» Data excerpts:

● ● ● ● ●

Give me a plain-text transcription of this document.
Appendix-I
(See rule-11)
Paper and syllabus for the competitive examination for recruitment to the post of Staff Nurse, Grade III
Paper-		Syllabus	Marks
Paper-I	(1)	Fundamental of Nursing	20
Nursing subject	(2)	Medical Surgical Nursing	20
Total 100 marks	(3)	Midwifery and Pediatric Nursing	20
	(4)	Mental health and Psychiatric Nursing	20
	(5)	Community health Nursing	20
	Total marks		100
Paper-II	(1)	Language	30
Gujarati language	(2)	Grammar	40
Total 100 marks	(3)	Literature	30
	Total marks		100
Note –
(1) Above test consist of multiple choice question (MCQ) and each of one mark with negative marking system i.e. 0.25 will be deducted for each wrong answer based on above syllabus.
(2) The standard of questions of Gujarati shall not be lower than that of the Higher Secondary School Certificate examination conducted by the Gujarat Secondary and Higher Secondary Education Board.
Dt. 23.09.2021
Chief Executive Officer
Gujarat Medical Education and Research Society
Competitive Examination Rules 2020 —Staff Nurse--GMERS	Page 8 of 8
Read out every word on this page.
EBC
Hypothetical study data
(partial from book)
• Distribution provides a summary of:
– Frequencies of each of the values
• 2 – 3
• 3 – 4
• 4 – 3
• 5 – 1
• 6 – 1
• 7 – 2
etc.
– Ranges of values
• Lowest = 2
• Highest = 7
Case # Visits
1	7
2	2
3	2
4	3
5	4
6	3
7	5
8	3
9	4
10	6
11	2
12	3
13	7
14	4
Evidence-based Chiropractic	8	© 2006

● ● ● ● ●

» What is being asked: Retype the material in full. Each word must match.

» Solution:
Give me a plain-text transcription of this document.
Appendix-I
(See rule-11)
Paper and syllabus for the competitive examination for recruitment to the post of Staff Nurse, Grade III
Paper-		Syllabus	Marks
Paper-I	(1)	Fundamental of Nursing	20
Nursing subject	(2)	Medical Surgical Nursing	20
Total 100 marks	(3)	Midwifery and Pediatric Nursing	20
	(4)	Mental health and Psychiatric Nursing	20
	(5)	Community health Nursing	20
	Total marks		100
Paper-II	(1)	Language	30
Gujarati language	(2)	Grammar	40
Total 100 marks	(3)	Literature	30
	Total marks		100
Note –
(1) Above test consist of multiple choice question (MCQ) and each of one mark with negative marking system i.e. 0.25 will be deducted for each wrong answer based on above syllabus.
(2) The standard of questions of Gujarati shall not be lower than that of the Higher Secondary School Certificate examination conducted by the Gujarat Secondary and Higher Secondary Education Board.
Dt. 23.09.2021
Chief Executive Officer
Gujarat Medical Education and Research Society
Competitive Examination Rules 2020 —Staff Nurse--GMERS	Page 8 of 8
Read out every word on this page.
EBC
Hypothetical study data
(partial from book)
• Distribution provides a summary of:
– Frequencies of each of the values
• 2 – 3
• 3 – 4
• 4 – 3
• 5 – 1
• 6 – 1
• 7 – 2
etc.
– Ranges of values
• Lowest = 2
• Highest = 7
Case # Visits
1	7
2	2
3	2
4	3
5	4
6	3
7	5
8	3
9	4
10	6
11	2
12	3
13	7
14	4
Evidence-based Chiropractic	8	© 2006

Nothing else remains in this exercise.